* What the exercise asks:
How many lines of these entries include the string "моче"? State the number alone.
━━━ Dataset extract
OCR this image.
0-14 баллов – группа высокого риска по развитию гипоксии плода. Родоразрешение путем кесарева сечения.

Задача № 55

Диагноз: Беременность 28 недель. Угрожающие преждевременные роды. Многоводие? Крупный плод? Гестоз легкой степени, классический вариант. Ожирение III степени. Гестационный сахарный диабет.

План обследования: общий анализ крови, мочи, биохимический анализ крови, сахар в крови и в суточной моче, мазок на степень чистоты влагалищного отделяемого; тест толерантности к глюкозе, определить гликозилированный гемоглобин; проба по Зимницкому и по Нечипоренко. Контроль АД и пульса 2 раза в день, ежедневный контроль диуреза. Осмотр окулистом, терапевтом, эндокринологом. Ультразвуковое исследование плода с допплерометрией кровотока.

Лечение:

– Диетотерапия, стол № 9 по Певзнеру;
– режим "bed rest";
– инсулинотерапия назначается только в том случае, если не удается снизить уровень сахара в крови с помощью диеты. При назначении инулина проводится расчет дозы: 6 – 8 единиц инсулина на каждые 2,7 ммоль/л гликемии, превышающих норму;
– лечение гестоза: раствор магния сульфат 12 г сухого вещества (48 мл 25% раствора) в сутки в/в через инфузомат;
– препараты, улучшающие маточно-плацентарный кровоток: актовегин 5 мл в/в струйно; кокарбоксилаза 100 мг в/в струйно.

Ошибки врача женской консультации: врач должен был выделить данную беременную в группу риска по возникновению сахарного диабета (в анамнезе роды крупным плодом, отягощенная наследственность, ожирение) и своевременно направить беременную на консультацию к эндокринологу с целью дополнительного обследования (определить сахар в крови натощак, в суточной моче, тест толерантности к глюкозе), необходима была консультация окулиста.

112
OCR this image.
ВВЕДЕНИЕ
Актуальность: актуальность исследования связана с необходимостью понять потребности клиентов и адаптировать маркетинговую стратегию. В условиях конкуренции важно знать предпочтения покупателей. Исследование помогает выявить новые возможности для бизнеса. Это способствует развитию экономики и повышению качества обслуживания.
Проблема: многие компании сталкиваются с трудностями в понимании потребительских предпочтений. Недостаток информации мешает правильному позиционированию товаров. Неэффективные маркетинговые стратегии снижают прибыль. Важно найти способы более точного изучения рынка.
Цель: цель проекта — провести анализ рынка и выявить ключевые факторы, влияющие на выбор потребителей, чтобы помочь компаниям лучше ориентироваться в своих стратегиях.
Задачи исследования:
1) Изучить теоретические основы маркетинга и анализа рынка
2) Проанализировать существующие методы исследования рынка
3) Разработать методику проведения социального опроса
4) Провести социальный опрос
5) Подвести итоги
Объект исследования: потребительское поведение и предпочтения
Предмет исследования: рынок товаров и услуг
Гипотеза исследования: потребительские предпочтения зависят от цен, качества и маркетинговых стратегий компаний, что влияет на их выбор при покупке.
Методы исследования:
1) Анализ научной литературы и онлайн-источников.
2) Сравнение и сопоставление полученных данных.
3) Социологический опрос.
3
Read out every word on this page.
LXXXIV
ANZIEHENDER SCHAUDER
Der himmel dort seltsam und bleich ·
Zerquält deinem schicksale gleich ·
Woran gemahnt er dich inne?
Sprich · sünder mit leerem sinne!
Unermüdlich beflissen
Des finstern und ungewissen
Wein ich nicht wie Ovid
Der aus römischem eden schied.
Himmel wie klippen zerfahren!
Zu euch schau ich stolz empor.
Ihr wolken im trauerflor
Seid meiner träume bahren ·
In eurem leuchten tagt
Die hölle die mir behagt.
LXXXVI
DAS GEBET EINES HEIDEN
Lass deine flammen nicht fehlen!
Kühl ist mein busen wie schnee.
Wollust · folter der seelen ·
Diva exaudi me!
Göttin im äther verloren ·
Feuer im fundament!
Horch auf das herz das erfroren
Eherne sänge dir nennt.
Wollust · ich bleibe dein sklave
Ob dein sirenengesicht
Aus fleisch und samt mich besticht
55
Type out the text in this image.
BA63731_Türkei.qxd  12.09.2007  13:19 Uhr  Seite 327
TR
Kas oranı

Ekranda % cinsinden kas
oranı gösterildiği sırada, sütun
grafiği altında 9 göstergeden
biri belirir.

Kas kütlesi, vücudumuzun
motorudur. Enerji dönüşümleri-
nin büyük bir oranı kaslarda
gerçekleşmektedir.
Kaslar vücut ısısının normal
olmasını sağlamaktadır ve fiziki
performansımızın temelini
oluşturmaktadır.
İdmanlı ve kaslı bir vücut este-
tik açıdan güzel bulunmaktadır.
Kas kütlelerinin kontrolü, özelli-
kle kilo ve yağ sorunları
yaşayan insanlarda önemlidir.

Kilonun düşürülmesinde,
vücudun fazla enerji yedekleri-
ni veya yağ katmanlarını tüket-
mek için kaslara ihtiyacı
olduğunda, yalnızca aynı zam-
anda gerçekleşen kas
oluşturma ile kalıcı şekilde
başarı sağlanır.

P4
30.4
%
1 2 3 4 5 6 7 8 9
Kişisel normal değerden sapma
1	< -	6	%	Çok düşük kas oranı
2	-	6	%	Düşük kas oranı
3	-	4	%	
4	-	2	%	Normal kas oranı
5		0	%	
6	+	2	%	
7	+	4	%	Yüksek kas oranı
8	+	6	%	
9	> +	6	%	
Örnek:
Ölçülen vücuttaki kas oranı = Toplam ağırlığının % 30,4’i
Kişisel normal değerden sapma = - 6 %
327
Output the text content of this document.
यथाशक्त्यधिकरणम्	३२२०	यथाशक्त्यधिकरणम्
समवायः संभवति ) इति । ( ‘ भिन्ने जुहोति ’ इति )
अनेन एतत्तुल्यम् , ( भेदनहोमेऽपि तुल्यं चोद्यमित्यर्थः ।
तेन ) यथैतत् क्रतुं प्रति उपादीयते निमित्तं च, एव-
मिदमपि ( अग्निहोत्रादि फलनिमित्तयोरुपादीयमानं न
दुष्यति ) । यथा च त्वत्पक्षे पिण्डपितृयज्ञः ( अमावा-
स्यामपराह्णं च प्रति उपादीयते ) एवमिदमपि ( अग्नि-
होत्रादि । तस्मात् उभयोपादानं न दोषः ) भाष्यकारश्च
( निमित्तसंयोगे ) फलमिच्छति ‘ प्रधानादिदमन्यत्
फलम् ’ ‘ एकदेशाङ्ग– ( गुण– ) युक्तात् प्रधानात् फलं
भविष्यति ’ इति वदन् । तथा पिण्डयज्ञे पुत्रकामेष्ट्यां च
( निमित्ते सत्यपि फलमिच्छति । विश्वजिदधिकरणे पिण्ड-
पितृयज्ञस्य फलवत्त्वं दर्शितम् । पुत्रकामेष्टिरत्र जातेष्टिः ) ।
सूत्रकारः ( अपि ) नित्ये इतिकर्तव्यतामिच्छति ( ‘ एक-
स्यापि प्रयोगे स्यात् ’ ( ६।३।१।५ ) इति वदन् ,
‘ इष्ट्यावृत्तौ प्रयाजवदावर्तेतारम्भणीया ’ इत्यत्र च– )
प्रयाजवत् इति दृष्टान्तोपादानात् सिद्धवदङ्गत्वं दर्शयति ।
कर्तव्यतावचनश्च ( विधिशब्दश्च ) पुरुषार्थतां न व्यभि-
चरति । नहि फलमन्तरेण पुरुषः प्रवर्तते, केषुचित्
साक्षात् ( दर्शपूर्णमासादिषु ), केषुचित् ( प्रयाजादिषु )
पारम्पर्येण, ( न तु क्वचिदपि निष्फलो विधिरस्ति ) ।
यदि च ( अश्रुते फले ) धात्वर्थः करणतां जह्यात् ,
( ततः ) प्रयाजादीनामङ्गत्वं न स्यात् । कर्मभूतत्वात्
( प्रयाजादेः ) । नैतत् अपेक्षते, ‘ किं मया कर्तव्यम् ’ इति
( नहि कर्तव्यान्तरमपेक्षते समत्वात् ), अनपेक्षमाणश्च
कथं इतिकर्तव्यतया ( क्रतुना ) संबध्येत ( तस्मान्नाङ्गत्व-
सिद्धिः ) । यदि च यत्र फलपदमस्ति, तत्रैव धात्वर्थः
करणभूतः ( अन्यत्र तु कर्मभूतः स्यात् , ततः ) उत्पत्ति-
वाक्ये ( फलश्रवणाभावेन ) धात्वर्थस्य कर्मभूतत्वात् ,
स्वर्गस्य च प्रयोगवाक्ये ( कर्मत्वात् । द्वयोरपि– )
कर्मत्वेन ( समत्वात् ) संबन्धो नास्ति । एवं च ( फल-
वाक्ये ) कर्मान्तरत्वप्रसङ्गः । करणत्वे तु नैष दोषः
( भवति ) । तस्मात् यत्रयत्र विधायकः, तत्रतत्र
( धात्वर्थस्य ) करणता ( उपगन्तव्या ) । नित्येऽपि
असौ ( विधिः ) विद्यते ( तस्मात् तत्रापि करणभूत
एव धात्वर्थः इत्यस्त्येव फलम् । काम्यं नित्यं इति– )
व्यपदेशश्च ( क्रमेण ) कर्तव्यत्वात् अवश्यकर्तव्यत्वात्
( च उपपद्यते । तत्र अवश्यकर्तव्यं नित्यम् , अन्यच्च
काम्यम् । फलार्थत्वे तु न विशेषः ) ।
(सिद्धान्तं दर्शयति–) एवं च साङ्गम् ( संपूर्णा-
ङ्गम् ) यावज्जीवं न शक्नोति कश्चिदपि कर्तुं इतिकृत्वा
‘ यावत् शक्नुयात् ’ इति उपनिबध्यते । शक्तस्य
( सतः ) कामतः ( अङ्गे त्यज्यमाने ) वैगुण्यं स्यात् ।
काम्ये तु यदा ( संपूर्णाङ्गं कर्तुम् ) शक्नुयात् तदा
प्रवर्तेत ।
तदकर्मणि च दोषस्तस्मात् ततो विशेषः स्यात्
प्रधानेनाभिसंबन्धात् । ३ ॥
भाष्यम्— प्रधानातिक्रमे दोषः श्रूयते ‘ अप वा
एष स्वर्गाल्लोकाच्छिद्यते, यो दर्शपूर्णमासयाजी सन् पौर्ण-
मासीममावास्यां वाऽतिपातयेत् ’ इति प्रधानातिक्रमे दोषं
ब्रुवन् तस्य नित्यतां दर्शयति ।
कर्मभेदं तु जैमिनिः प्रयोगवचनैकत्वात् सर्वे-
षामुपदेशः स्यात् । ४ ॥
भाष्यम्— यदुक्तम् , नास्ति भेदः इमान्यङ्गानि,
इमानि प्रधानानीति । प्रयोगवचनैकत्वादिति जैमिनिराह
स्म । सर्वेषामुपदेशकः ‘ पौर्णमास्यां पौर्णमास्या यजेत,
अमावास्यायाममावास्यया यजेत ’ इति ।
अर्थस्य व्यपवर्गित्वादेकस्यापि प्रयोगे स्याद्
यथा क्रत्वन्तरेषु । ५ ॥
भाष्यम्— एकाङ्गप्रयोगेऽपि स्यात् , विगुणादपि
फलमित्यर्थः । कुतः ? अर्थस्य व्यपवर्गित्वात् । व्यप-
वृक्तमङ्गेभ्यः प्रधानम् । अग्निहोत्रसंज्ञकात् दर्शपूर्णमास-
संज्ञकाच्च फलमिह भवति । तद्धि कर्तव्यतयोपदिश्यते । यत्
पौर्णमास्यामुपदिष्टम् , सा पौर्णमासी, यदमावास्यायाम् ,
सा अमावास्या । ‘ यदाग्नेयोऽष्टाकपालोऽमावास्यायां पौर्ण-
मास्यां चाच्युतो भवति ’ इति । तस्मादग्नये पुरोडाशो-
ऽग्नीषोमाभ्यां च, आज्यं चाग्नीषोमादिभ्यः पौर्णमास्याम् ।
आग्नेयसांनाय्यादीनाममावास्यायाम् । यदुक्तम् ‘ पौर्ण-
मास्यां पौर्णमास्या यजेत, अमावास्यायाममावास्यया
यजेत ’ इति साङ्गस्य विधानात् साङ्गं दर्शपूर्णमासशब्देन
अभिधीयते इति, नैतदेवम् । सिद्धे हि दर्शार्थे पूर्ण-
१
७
━━━━━━
* Written solution:
2